» Data for the task:
"""

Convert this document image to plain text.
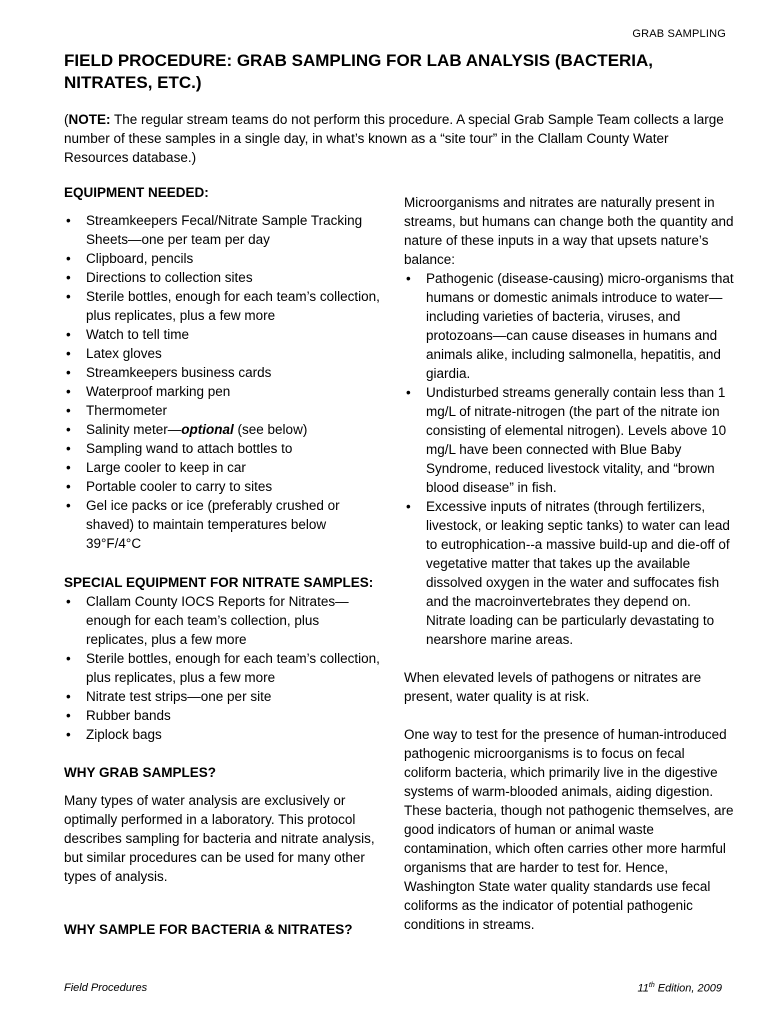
GRAB SAMPLING
FIELD PROCEDURE: GRAB SAMPLING FOR LAB ANALYSIS (BACTERIA, NITRATES, ETC.)

(NOTE: The regular stream teams do not perform this procedure. A special Grab Sample Team collects a large number of these samples in a single day, in what’s known as a “site tour” in the Clallam County Water Resources database.)

EQUIPMENT NEEDED:
• Streamkeepers Fecal/Nitrate Sample Tracking Sheets—one per team per day
• Clipboard, pencils
• Directions to collection sites
• Sterile bottles, enough for each team’s collection, plus replicates, plus a few more
• Watch to tell time
• Latex gloves
• Streamkeepers business cards
• Waterproof marking pen
• Thermometer
• Salinity meter—optional (see below)
• Sampling wand to attach bottles to
• Large cooler to keep in car
• Portable cooler to carry to sites
• Gel ice packs or ice (preferably crushed or shaved) to maintain temperatures below 39°F/4°C
SPECIAL EQUIPMENT FOR NITRATE SAMPLES:
• Clallam County IOCS Reports for Nitrates—enough for each team’s collection, plus replicates, plus a few more
• Sterile bottles, enough for each team’s collection, plus replicates, plus a few more
• Nitrate test strips—one per site
• Rubber bands
• Ziplock bags
WHY GRAB SAMPLES?

Many types of water analysis are exclusively or optimally performed in a laboratory. This protocol describes sampling for bacteria and nitrate analysis, but similar procedures can be used for many other types of analysis.

WHY SAMPLE FOR BACTERIA & NITRATES?

Microorganisms and nitrates are naturally present in streams, but humans can change both the quantity and nature of these inputs in a way that upsets nature’s balance:

• Pathogenic (disease-causing) micro-organisms that humans or domestic animals introduce to water—including varieties of bacteria, viruses, and protozoans—can cause diseases in humans and animals alike, including salmonella, hepatitis, and giardia.
• Undisturbed streams generally contain less than 1 mg/L of nitrate-nitrogen (the part of the nitrate ion consisting of elemental nitrogen). Levels above 10 mg/L have been connected with Blue Baby Syndrome, reduced livestock vitality, and “brown blood disease” in fish.
• Excessive inputs of nitrates (through fertilizers, livestock, or leaking septic tanks) to water can lead to eutrophication--a massive build-up and die-off of vegetative matter that takes up the available dissolved oxygen in the water and suffocates fish and the macroinvertebrates they depend on. Nitrate loading can be particularly devastating to nearshore marine areas.

When elevated levels of pathogens or nitrates are present, water quality is at risk.

One way to test for the presence of human-introduced pathogenic microorganisms is to focus on fecal coliform bacteria, which primarily live in the digestive systems of warm-blooded animals, aiding digestion. These bacteria, though not pathogenic themselves, are good indicators of human or animal waste contamination, which often carries other more harmful organisms that are harder to test for. Hence, Washington State water quality standards use fecal coliforms as the indicator of potential pathogenic conditions in streams.

Field Procedures	11th Edition, 2009
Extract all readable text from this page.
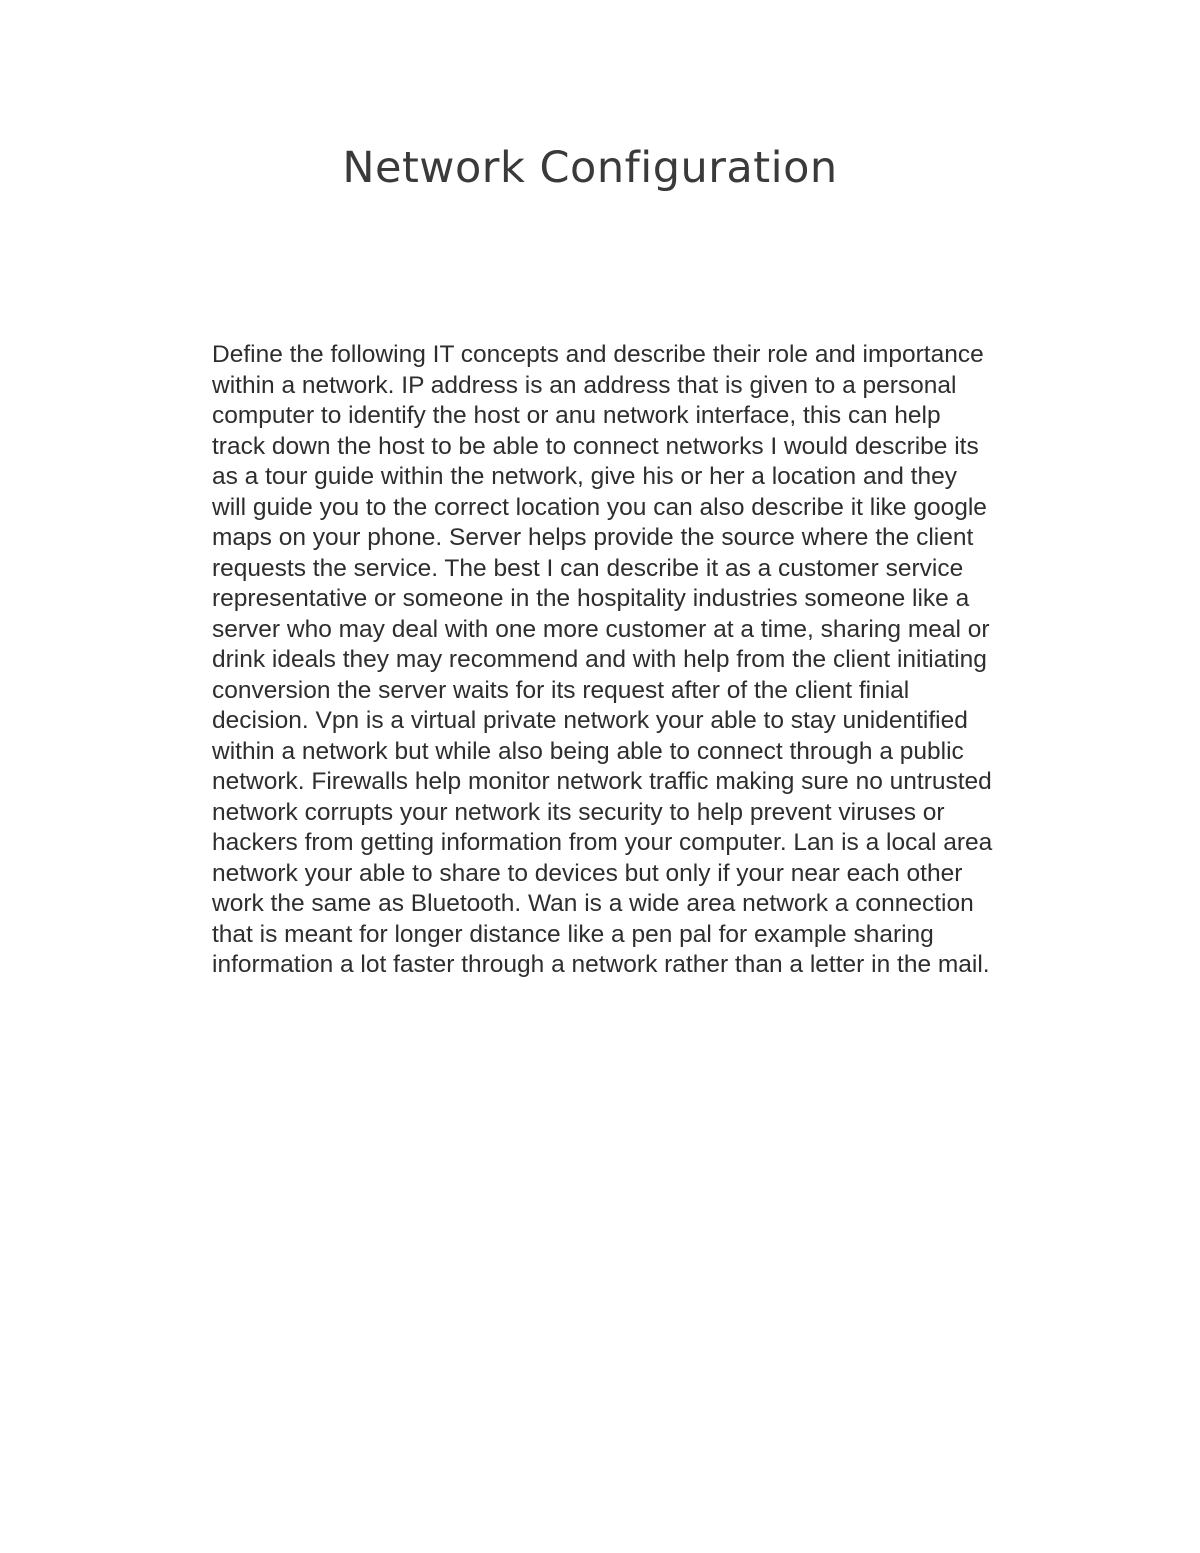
Network Configuration
Define the following IT concepts and describe their role and importance
within a network. IP address is an address that is given to a personal
computer to identify the host or anu network interface, this can help
track down the host to be able to connect networks I would describe its
as a tour guide within the network, give his or her a location and they
will guide you to the correct location you can also describe it like google
maps on your phone. Server helps provide the source where the client
requests the service. The best I can describe it as a customer service
representative or someone in the hospitality industries someone like a
server who may deal with one more customer at a time, sharing meal or
drink ideals they may recommend and with help from the client initiating
conversion the server waits for its request after of the client finial
decision. Vpn is a virtual private network your able to stay unidentified
within a network but while also being able to connect through a public
network. Firewalls help monitor network traffic making sure no untrusted
network corrupts your network its security to help prevent viruses or
hackers from getting information from your computer. Lan is a local area
network your able to share to devices but only if your near each other
work the same as Bluetooth. Wan is a wide area network a connection
that is meant for longer distance like a pen pal for example sharing
information a lot faster through a network rather than a letter in the mail.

"""

Reproduce each line above that contains "cooler".

• Large cooler to keep in car
• Portable cooler to carry to sites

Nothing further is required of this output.